### EXERCISE BRIEF
Extract each line bearing the word "обзор".

>>>

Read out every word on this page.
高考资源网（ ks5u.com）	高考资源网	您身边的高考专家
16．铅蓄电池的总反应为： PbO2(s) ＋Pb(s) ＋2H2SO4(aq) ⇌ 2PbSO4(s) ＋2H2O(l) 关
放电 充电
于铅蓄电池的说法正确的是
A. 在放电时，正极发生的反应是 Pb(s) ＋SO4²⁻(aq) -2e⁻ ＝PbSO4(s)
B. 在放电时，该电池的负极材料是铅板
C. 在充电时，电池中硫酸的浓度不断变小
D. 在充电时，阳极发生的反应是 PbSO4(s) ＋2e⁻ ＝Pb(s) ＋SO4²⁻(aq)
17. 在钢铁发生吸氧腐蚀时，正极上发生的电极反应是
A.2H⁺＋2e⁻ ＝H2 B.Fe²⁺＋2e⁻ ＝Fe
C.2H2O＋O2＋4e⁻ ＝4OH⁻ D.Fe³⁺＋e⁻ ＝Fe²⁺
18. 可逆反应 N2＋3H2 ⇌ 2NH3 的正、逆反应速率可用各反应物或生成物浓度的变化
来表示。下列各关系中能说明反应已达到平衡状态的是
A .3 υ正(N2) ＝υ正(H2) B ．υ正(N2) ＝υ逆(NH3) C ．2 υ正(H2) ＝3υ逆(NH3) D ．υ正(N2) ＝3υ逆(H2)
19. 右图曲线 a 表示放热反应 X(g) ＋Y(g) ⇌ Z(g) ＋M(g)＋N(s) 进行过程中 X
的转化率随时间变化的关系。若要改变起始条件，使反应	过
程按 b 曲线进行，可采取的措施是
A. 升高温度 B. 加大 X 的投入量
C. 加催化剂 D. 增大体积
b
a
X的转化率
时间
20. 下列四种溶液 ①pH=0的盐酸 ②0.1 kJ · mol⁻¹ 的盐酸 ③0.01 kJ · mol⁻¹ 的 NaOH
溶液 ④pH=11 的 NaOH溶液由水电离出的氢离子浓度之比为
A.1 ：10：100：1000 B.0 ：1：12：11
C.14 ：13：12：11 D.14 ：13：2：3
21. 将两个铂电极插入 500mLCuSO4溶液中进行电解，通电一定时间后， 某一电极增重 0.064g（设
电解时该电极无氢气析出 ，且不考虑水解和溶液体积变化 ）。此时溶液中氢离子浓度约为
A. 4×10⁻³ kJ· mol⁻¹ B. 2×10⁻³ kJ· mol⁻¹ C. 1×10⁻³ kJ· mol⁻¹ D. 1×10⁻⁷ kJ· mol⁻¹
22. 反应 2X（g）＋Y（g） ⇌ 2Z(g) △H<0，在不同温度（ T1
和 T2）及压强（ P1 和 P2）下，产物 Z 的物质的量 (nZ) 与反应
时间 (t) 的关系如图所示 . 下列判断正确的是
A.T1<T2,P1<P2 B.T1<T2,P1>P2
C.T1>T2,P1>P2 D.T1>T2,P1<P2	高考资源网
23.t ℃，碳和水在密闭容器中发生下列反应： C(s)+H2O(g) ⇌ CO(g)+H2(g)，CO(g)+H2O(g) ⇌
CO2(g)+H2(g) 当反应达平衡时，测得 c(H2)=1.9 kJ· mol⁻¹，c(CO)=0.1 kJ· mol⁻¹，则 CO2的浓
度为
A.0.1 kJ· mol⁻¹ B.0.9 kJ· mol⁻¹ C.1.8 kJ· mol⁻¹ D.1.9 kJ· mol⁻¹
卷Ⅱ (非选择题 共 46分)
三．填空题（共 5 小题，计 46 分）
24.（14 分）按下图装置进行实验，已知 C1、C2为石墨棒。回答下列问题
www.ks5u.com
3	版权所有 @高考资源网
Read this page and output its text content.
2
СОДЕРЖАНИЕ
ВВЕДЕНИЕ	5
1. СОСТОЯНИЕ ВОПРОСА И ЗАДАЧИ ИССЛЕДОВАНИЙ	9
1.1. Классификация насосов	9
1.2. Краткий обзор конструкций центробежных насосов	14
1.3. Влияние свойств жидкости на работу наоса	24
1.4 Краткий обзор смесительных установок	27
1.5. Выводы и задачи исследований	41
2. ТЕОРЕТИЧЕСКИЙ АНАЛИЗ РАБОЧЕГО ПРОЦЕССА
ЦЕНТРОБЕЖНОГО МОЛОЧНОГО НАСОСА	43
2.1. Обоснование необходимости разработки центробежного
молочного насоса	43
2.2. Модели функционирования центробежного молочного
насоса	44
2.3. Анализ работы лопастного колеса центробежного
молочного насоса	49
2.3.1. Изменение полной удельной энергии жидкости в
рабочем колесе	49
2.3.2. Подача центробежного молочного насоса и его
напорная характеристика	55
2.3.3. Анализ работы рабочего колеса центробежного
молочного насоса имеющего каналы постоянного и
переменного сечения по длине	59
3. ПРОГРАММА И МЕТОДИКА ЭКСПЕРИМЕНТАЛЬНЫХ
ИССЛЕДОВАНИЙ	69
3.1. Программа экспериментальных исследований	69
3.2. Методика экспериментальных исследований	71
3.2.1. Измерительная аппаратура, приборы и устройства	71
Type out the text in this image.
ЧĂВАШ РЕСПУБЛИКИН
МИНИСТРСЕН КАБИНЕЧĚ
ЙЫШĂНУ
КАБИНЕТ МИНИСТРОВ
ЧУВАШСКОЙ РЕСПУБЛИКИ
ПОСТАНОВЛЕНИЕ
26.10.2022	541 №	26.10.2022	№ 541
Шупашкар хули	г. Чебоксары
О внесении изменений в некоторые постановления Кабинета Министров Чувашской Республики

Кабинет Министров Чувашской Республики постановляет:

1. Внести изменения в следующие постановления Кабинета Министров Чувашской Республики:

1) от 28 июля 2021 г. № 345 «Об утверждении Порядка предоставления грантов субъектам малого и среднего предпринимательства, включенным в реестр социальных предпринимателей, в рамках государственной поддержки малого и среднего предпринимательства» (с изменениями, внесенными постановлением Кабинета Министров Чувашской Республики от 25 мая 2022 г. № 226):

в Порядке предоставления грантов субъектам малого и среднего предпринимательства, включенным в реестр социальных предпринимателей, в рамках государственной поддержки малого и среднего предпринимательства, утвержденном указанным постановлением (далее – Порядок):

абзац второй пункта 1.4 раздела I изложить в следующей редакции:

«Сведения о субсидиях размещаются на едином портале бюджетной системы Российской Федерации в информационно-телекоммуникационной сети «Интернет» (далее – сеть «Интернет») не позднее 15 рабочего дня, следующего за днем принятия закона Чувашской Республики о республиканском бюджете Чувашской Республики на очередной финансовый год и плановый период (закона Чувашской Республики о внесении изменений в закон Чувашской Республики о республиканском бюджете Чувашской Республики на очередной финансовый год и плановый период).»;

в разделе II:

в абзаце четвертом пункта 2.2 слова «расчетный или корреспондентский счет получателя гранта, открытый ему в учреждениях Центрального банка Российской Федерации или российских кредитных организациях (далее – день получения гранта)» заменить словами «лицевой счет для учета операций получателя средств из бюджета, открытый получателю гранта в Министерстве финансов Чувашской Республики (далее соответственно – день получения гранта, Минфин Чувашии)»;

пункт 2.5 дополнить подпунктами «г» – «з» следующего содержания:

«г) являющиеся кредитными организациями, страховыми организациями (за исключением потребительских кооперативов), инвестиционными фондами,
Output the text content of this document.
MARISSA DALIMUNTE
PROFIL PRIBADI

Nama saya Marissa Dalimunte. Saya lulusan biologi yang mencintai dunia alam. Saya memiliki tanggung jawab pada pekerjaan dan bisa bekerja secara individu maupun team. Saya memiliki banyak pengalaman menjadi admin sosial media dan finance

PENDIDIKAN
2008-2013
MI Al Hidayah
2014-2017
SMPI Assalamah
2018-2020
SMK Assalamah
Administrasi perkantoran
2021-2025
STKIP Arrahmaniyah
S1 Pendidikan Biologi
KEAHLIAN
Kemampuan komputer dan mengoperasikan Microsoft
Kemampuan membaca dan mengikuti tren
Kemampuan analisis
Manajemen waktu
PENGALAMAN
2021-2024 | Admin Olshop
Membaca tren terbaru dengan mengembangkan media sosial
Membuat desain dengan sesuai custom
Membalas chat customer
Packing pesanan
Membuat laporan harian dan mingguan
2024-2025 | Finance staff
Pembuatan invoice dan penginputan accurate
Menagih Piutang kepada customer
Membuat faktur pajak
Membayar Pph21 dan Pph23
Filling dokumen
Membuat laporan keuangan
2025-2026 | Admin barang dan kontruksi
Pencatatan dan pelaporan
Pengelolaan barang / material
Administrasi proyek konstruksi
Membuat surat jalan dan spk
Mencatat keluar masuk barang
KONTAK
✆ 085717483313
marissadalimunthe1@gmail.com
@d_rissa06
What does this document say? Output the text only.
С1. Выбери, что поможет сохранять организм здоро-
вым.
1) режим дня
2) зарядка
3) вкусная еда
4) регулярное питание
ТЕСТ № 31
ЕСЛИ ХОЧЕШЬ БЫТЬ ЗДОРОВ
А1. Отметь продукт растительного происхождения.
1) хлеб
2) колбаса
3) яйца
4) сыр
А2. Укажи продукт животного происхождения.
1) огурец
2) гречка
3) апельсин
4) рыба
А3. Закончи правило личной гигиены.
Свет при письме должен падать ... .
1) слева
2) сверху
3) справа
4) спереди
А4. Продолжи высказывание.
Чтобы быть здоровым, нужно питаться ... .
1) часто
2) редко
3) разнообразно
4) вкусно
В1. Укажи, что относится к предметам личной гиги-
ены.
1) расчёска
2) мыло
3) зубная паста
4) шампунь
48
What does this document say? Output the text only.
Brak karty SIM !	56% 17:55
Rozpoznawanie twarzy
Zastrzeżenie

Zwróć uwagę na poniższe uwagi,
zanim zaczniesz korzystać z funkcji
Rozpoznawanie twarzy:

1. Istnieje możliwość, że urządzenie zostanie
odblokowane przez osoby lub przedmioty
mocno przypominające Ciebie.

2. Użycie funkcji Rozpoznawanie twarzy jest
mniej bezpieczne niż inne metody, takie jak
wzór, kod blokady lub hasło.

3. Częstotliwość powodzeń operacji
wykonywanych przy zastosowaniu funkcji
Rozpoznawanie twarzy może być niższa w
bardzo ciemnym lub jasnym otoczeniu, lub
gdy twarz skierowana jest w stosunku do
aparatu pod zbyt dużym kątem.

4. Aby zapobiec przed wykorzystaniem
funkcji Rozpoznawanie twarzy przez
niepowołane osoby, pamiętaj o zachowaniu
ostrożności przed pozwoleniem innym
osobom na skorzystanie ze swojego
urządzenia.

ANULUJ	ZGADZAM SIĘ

<<<

### SOLUTION
1.2. Краткий обзор конструкций центробежных насосов	14
1.4 Краткий обзор смесительных установок	27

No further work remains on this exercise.